» **WHAT THIS TASK INVOLVES**: Transcribe all the entries word for word, skipping the pictures.

____________

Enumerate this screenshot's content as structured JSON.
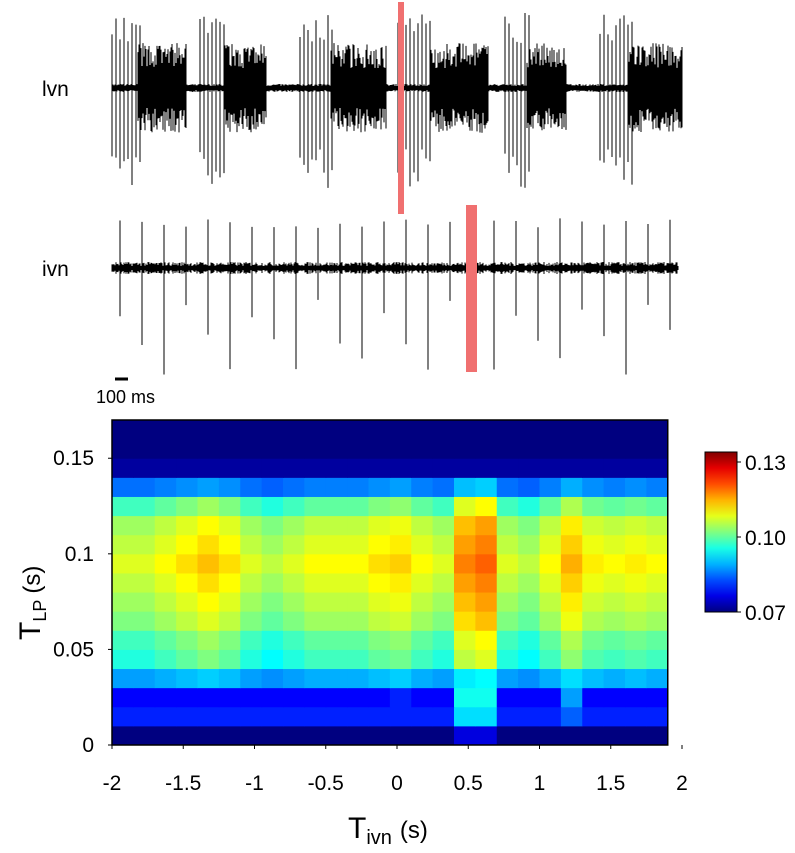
{
  "traces": {
    "labels": [
      "lvn",
      "ivn"
    ],
    "scale_bar": "100 ms"
  },
  "chart_data": {
    "type": "heatmap",
    "xlabel": {
      "main": "T",
      "sub": "ivn",
      "unit": "(s)"
    },
    "ylabel": {
      "main": "T",
      "sub": "LP",
      "unit": "(s)"
    },
    "xlim": [
      -2,
      2
    ],
    "ylim": [
      0,
      0.17
    ],
    "xticks": [
      -2,
      -1.5,
      -1,
      -0.5,
      0,
      0.5,
      1,
      1.5,
      2
    ],
    "yticks": [
      0,
      0.05,
      0.1,
      0.15
    ],
    "clim": [
      0.07,
      0.134
    ],
    "colormap": "jet",
    "colorbar_ticks": [
      0.07,
      {
        "value": 0.1,
        "label": "0.10"
      },
      0.13
    ],
    "x": [
      -1.925,
      -1.775,
      -1.625,
      -1.475,
      -1.325,
      -1.175,
      -1.025,
      -0.875,
      -0.725,
      -0.575,
      -0.425,
      -0.275,
      -0.125,
      0.025,
      0.175,
      0.325,
      0.475,
      0.625,
      0.775,
      0.925,
      1.075,
      1.225,
      1.375,
      1.525,
      1.675,
      1.825
    ],
    "y": [
      0.005,
      0.015,
      0.025,
      0.035,
      0.045,
      0.055,
      0.065,
      0.075,
      0.085,
      0.095,
      0.105,
      0.115,
      0.125,
      0.135,
      0.145,
      0.155,
      0.165
    ],
    "values": [
      [
        0.07,
        0.07,
        0.07,
        0.07,
        0.07,
        0.07,
        0.07,
        0.07,
        0.07,
        0.07,
        0.07,
        0.07,
        0.07,
        0.07,
        0.07,
        0.07,
        0.076,
        0.076,
        0.07,
        0.07,
        0.07,
        0.07,
        0.07,
        0.07,
        0.07,
        0.07
      ],
      [
        0.08,
        0.08,
        0.08,
        0.08,
        0.08,
        0.08,
        0.08,
        0.08,
        0.08,
        0.08,
        0.08,
        0.08,
        0.08,
        0.08,
        0.08,
        0.08,
        0.092,
        0.092,
        0.08,
        0.08,
        0.08,
        0.084,
        0.08,
        0.08,
        0.08,
        0.08
      ],
      [
        0.078,
        0.078,
        0.078,
        0.078,
        0.078,
        0.078,
        0.078,
        0.078,
        0.078,
        0.078,
        0.078,
        0.078,
        0.078,
        0.08,
        0.078,
        0.078,
        0.095,
        0.095,
        0.078,
        0.078,
        0.078,
        0.088,
        0.078,
        0.078,
        0.078,
        0.078
      ],
      [
        0.088,
        0.088,
        0.089,
        0.09,
        0.091,
        0.09,
        0.088,
        0.087,
        0.088,
        0.089,
        0.089,
        0.089,
        0.09,
        0.091,
        0.089,
        0.088,
        0.093,
        0.094,
        0.088,
        0.087,
        0.089,
        0.092,
        0.09,
        0.089,
        0.09,
        0.089
      ],
      [
        0.096,
        0.096,
        0.098,
        0.1,
        0.102,
        0.1,
        0.096,
        0.094,
        0.096,
        0.098,
        0.098,
        0.098,
        0.1,
        0.101,
        0.098,
        0.096,
        0.106,
        0.108,
        0.096,
        0.094,
        0.098,
        0.103,
        0.099,
        0.098,
        0.099,
        0.098
      ],
      [
        0.098,
        0.098,
        0.1,
        0.102,
        0.104,
        0.102,
        0.098,
        0.096,
        0.098,
        0.1,
        0.1,
        0.1,
        0.102,
        0.103,
        0.1,
        0.098,
        0.108,
        0.11,
        0.098,
        0.096,
        0.1,
        0.105,
        0.101,
        0.1,
        0.101,
        0.1
      ],
      [
        0.102,
        0.102,
        0.104,
        0.106,
        0.108,
        0.106,
        0.102,
        0.1,
        0.102,
        0.104,
        0.104,
        0.104,
        0.106,
        0.107,
        0.104,
        0.102,
        0.112,
        0.114,
        0.102,
        0.1,
        0.104,
        0.109,
        0.105,
        0.104,
        0.105,
        0.104
      ],
      [
        0.104,
        0.104,
        0.106,
        0.108,
        0.11,
        0.108,
        0.104,
        0.102,
        0.104,
        0.106,
        0.106,
        0.106,
        0.108,
        0.109,
        0.106,
        0.104,
        0.114,
        0.116,
        0.104,
        0.102,
        0.106,
        0.111,
        0.107,
        0.106,
        0.107,
        0.106
      ],
      [
        0.106,
        0.106,
        0.108,
        0.11,
        0.112,
        0.11,
        0.106,
        0.104,
        0.106,
        0.108,
        0.108,
        0.108,
        0.11,
        0.111,
        0.108,
        0.106,
        0.116,
        0.118,
        0.106,
        0.104,
        0.108,
        0.113,
        0.109,
        0.108,
        0.109,
        0.108
      ],
      [
        0.108,
        0.108,
        0.11,
        0.112,
        0.114,
        0.112,
        0.108,
        0.106,
        0.108,
        0.11,
        0.11,
        0.11,
        0.112,
        0.113,
        0.11,
        0.108,
        0.118,
        0.12,
        0.108,
        0.106,
        0.11,
        0.115,
        0.111,
        0.11,
        0.111,
        0.11
      ],
      [
        0.106,
        0.106,
        0.108,
        0.11,
        0.112,
        0.11,
        0.106,
        0.104,
        0.106,
        0.108,
        0.108,
        0.108,
        0.11,
        0.111,
        0.108,
        0.106,
        0.116,
        0.118,
        0.106,
        0.104,
        0.108,
        0.113,
        0.109,
        0.108,
        0.109,
        0.108
      ],
      [
        0.104,
        0.104,
        0.106,
        0.108,
        0.11,
        0.108,
        0.104,
        0.102,
        0.104,
        0.106,
        0.106,
        0.106,
        0.108,
        0.109,
        0.106,
        0.104,
        0.114,
        0.116,
        0.104,
        0.102,
        0.106,
        0.111,
        0.107,
        0.106,
        0.107,
        0.106
      ],
      [
        0.098,
        0.098,
        0.1,
        0.102,
        0.104,
        0.102,
        0.098,
        0.096,
        0.098,
        0.1,
        0.1,
        0.1,
        0.102,
        0.103,
        0.1,
        0.098,
        0.108,
        0.11,
        0.098,
        0.096,
        0.1,
        0.105,
        0.101,
        0.1,
        0.101,
        0.1
      ],
      [
        0.085,
        0.085,
        0.086,
        0.087,
        0.088,
        0.087,
        0.085,
        0.084,
        0.085,
        0.086,
        0.086,
        0.086,
        0.087,
        0.088,
        0.086,
        0.085,
        0.09,
        0.091,
        0.085,
        0.084,
        0.086,
        0.089,
        0.087,
        0.086,
        0.087,
        0.086
      ],
      [
        0.072,
        0.072,
        0.072,
        0.072,
        0.072,
        0.072,
        0.072,
        0.072,
        0.072,
        0.072,
        0.072,
        0.072,
        0.072,
        0.072,
        0.072,
        0.072,
        0.072,
        0.072,
        0.072,
        0.072,
        0.072,
        0.072,
        0.072,
        0.072,
        0.072,
        0.072
      ],
      [
        0.07,
        0.07,
        0.07,
        0.07,
        0.07,
        0.07,
        0.07,
        0.07,
        0.07,
        0.07,
        0.07,
        0.07,
        0.07,
        0.07,
        0.07,
        0.07,
        0.07,
        0.07,
        0.07,
        0.07,
        0.07,
        0.07,
        0.07,
        0.07,
        0.07,
        0.07
      ],
      [
        0.07,
        0.07,
        0.07,
        0.07,
        0.07,
        0.07,
        0.07,
        0.07,
        0.07,
        0.07,
        0.07,
        0.07,
        0.07,
        0.07,
        0.07,
        0.07,
        0.07,
        0.07,
        0.07,
        0.07,
        0.07,
        0.07,
        0.07,
        0.07,
        0.07,
        0.07
      ]
    ]
  }
}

____________

» **COMPLETE RESPONSE**:
Enumerate this screenshot's content as structured JSON.
{
  "traces": {
    "labels": [
      "lvn",
      "ivn"
    ],
    "scale_bar": "100 ms"
  },
  "chart_data": {
    "type": "heatmap",
    "xlabel": {
      "main": "T",
      "sub": "ivn",
      "unit": "(s)"
    },
    "ylabel": {
      "main": "T",
      "sub": "LP",
      "unit": "(s)"
    },
    "xlim": [
      -2,
      2
    ],
    "ylim": [
      0,
      0.17
    ],
    "xticks": [
      -2,
      -1.5,
      -1,
      -0.5,
      0,
      0.5,
      1,
      1.5,
      2
    ],
    "yticks": [
      0,
      0.05,
      0.1,
      0.15
    ],
    "clim": [
      0.07,
      0.134
    ],
    "colormap": "jet",
    "colorbar_ticks": [
      0.07,
      {
        "value": 0.1,
        "label": "0.10"
      },
      0.13
    ],
    "x": [
      -1.925,
      -1.775,
      -1.625,
      -1.475,
      -1.325,
      -1.175,
      -1.025,
      -0.875,
      -0.725,
      -0.575,
      -0.425,
      -0.275,
      -0.125,
      0.025,
      0.175,
      0.325,
      0.475,
      0.625,
      0.775,
      0.925,
      1.075,
      1.225,
      1.375,
      1.525,
      1.675,
      1.825
    ],
    "y": [
      0.005,
      0.015,
      0.025,
      0.035,
      0.045,
      0.055,
      0.065,
      0.075,
      0.085,
      0.095,
      0.105,
      0.115,
      0.125,
      0.135,
      0.145,
      0.155,
      0.165
    ],
    "values": [
      [
        0.07,
        0.07,
        0.07,
        0.07,
        0.07,
        0.07,
        0.07,
        0.07,
        0.07,
        0.07,
        0.07,
        0.07,
        0.07,
        0.07,
        0.07,
        0.07,
        0.076,
        0.076,
        0.07,
        0.07,
        0.07,
        0.07,
        0.07,
        0.07,
        0.07,
        0.07
      ],
      [
        0.08,
        0.08,
        0.08,
        0.08,
        0.08,
        0.08,
        0.08,
        0.08,
        0.08,
        0.08,
        0.08,
        0.08,
        0.08,
        0.08,
        0.08,
        0.08,
        0.092,
        0.092,
        0.08,
        0.08,
        0.08,
        0.084,
        0.08,
        0.08,
        0.08,
        0.08
      ],
      [
        0.078,
        0.078,
        0.078,
        0.078,
        0.078,
        0.078,
        0.078,
        0.078,
        0.078,
        0.078,
        0.078,
        0.078,
        0.078,
        0.08,
        0.078,
        0.078,
        0.095,
        0.095,
        0.078,
        0.078,
        0.078,
        0.088,
        0.078,
        0.078,
        0.078,
        0.078
      ],
      [
        0.088,
        0.088,
        0.089,
        0.09,
        0.091,
        0.09,
        0.088,
        0.087,
        0.088,
        0.089,
        0.089,
        0.089,
        0.09,
        0.091,
        0.089,
        0.088,
        0.093,
        0.094,
        0.088,
        0.087,
        0.089,
        0.092,
        0.09,
        0.089,
        0.09,
        0.089
      ],
      [
        0.096,
        0.096,
        0.098,
        0.1,
        0.102,
        0.1,
        0.096,
        0.094,
        0.096,
        0.098,
        0.098,
        0.098,
        0.1,
        0.101,
        0.098,
        0.096,
        0.106,
        0.108,
        0.096,
        0.094,
        0.098,
        0.103,
        0.099,
        0.098,
        0.099,
        0.098
      ],
      [
        0.098,
        0.098,
        0.1,
        0.102,
        0.104,
        0.102,
        0.098,
        0.096,
        0.098,
        0.1,
        0.1,
        0.1,
        0.102,
        0.103,
        0.1,
        0.098,
        0.108,
        0.11,
        0.098,
        0.096,
        0.1,
        0.105,
        0.101,
        0.1,
        0.101,
        0.1
      ],
      [
        0.102,
        0.102,
        0.104,
        0.106,
        0.108,
        0.106,
        0.102,
        0.1,
        0.102,
        0.104,
        0.104,
        0.104,
        0.106,
        0.107,
        0.104,
        0.102,
        0.112,
        0.114,
        0.102,
        0.1,
        0.104,
        0.109,
        0.105,
        0.104,
        0.105,
        0.104
      ],
      [
        0.104,
        0.104,
        0.106,
        0.108,
        0.11,
        0.108,
        0.104,
        0.102,
        0.104,
        0.106,
        0.106,
        0.106,
        0.108,
        0.109,
        0.106,
        0.104,
        0.114,
        0.116,
        0.104,
        0.102,
        0.106,
        0.111,
        0.107,
        0.106,
        0.107,
        0.106
      ],
      [
        0.106,
        0.106,
        0.108,
        0.11,
        0.112,
        0.11,
        0.106,
        0.104,
        0.106,
        0.108,
        0.108,
        0.108,
        0.11,
        0.111,
        0.108,
        0.106,
        0.116,
        0.118,
        0.106,
        0.104,
        0.108,
        0.113,
        0.109,
        0.108,
        0.109,
        0.108
      ],
      [
        0.108,
        0.108,
        0.11,
        0.112,
        0.114,
        0.112,
        0.108,
        0.106,
        0.108,
        0.11,
        0.11,
        0.11,
        0.112,
        0.113,
        0.11,
        0.108,
        0.118,
        0.12,
        0.108,
        0.106,
        0.11,
        0.115,
        0.111,
        0.11,
        0.111,
        0.11
      ],
      [
        0.106,
        0.106,
        0.108,
        0.11,
        0.112,
        0.11,
        0.106,
        0.104,
        0.106,
        0.108,
        0.108,
        0.108,
        0.11,
        0.111,
        0.108,
        0.106,
        0.116,
        0.118,
        0.106,
        0.104,
        0.108,
        0.113,
        0.109,
        0.108,
        0.109,
        0.108
      ],
      [
        0.104,
        0.104,
        0.106,
        0.108,
        0.11,
        0.108,
        0.104,
        0.102,
        0.104,
        0.106,
        0.106,
        0.106,
        0.108,
        0.109,
        0.106,
        0.104,
        0.114,
        0.116,
        0.104,
        0.102,
        0.106,
        0.111,
        0.107,
        0.106,
        0.107,
        0.106
      ],
      [
        0.098,
        0.098,
        0.1,
        0.102,
        0.104,
        0.102,
        0.098,
        0.096,
        0.098,
        0.1,
        0.1,
        0.1,
        0.102,
        0.103,
        0.1,
        0.098,
        0.108,
        0.11,
        0.098,
        0.096,
        0.1,
        0.105,
        0.101,
        0.1,
        0.101,
        0.1
      ],
      [
        0.085,
        0.085,
        0.086,
        0.087,
        0.088,
        0.087,
        0.085,
        0.084,
        0.085,
        0.086,
        0.086,
        0.086,
        0.087,
        0.088,
        0.086,
        0.085,
        0.09,
        0.091,
        0.085,
        0.084,
        0.086,
        0.089,
        0.087,
        0.086,
        0.087,
        0.086
      ],
      [
        0.072,
        0.072,
        0.072,
        0.072,
        0.072,
        0.072,
        0.072,
        0.072,
        0.072,
        0.072,
        0.072,
        0.072,
        0.072,
        0.072,
        0.072,
        0.072,
        0.072,
        0.072,
        0.072,
        0.072,
        0.072,
        0.072,
        0.072,
        0.072,
        0.072,
        0.072
      ],
      [
        0.07,
        0.07,
        0.07,
        0.07,
        0.07,
        0.07,
        0.07,
        0.07,
        0.07,
        0.07,
        0.07,
        0.07,
        0.07,
        0.07,
        0.07,
        0.07,
        0.07,
        0.07,
        0.07,
        0.07,
        0.07,
        0.07,
        0.07,
        0.07,
        0.07,
        0.07
      ],
      [
        0.07,
        0.07,
        0.07,
        0.07,
        0.07,
        0.07,
        0.07,
        0.07,
        0.07,
        0.07,
        0.07,
        0.07,
        0.07,
        0.07,
        0.07,
        0.07,
        0.07,
        0.07,
        0.07,
        0.07,
        0.07,
        0.07,
        0.07,
        0.07,
        0.07,
        0.07
      ]
    ]
  }
}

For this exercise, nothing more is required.